*SOURCE MATERIAL*.

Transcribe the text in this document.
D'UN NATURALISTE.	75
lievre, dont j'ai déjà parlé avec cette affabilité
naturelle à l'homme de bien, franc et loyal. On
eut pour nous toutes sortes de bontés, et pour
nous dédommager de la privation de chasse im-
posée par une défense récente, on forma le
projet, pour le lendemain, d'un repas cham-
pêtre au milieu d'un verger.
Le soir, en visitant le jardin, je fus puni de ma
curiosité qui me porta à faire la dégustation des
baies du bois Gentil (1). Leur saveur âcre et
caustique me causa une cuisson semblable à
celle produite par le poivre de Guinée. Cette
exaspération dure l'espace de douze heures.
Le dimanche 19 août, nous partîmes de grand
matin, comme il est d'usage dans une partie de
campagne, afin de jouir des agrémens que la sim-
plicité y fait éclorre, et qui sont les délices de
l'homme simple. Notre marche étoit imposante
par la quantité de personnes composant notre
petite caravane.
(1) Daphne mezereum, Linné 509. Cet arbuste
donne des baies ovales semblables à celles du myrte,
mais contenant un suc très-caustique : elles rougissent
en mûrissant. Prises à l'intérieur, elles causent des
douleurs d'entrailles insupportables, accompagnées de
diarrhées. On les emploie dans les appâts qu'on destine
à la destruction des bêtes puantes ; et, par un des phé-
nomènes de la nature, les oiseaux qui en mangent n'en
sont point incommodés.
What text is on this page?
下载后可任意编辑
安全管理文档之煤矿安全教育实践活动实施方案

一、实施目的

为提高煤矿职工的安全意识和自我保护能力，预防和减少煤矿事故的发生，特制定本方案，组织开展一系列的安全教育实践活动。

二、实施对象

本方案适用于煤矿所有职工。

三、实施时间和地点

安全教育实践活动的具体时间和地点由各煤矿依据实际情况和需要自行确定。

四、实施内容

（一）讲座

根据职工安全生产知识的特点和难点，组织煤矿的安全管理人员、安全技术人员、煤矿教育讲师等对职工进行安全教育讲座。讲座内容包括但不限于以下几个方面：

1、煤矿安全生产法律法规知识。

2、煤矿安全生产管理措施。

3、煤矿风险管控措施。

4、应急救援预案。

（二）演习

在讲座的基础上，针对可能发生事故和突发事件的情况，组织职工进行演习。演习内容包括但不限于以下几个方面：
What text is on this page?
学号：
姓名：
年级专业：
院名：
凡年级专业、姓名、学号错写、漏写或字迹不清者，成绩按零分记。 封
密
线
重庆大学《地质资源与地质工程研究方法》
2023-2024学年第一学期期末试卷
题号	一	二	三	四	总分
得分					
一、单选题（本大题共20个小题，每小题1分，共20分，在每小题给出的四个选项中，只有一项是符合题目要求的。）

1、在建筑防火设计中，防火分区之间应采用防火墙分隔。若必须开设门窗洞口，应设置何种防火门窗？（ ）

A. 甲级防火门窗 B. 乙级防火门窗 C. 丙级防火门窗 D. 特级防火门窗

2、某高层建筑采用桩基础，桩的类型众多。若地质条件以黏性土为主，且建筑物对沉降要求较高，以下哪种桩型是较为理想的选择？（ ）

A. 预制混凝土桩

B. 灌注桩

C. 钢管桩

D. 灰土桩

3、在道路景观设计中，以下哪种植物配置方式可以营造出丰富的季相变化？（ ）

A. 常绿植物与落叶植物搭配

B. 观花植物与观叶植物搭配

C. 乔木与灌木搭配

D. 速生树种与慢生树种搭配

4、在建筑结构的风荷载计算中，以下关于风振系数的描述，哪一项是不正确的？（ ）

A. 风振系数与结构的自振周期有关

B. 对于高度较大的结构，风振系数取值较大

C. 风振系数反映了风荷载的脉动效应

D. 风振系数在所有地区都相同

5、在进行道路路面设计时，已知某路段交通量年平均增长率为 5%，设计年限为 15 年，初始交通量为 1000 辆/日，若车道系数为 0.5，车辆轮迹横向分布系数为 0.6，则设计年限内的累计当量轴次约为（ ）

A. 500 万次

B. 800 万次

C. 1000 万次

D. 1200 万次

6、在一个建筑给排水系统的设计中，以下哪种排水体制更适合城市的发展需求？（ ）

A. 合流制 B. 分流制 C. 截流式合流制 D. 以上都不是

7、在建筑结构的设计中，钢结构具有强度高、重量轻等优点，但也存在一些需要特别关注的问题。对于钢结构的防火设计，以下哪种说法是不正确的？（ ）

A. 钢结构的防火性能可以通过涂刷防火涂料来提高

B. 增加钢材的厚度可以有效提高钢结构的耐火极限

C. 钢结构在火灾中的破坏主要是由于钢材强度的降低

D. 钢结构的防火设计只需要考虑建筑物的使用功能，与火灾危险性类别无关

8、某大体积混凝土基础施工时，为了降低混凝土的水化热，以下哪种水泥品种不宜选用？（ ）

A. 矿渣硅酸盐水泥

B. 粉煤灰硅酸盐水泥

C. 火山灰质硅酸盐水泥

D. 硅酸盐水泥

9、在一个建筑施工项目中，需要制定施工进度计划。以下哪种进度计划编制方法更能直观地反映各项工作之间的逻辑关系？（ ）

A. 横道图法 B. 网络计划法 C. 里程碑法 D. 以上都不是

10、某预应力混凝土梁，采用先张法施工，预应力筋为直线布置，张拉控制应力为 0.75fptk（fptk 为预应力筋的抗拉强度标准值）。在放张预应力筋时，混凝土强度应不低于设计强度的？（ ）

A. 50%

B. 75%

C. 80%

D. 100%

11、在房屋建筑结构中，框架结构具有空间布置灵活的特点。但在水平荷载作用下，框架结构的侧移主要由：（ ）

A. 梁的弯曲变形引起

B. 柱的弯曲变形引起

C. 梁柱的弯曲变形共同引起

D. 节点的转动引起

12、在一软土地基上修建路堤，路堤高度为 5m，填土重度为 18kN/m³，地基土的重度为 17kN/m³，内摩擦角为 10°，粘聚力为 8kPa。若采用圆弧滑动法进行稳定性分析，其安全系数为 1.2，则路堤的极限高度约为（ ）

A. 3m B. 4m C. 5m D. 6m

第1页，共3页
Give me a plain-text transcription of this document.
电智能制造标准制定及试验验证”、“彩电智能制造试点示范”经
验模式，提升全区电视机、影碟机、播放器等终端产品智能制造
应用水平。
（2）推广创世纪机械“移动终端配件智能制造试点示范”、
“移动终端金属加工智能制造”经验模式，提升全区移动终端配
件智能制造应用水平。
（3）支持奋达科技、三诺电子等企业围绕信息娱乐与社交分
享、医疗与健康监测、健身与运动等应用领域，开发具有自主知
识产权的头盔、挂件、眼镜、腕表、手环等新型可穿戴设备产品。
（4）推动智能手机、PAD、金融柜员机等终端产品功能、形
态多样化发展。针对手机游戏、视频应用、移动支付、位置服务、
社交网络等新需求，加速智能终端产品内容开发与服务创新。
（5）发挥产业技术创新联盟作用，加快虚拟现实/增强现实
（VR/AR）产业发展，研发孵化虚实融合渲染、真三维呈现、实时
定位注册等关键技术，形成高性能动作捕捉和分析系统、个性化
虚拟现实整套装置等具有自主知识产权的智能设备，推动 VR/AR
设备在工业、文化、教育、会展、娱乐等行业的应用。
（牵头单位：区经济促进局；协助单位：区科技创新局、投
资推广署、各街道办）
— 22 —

*PROBLEM TO WORK ON*.
In the records above, how many lines hold the string "this"? Reply with only the number.

*WRITTEN SOLUTION*.
4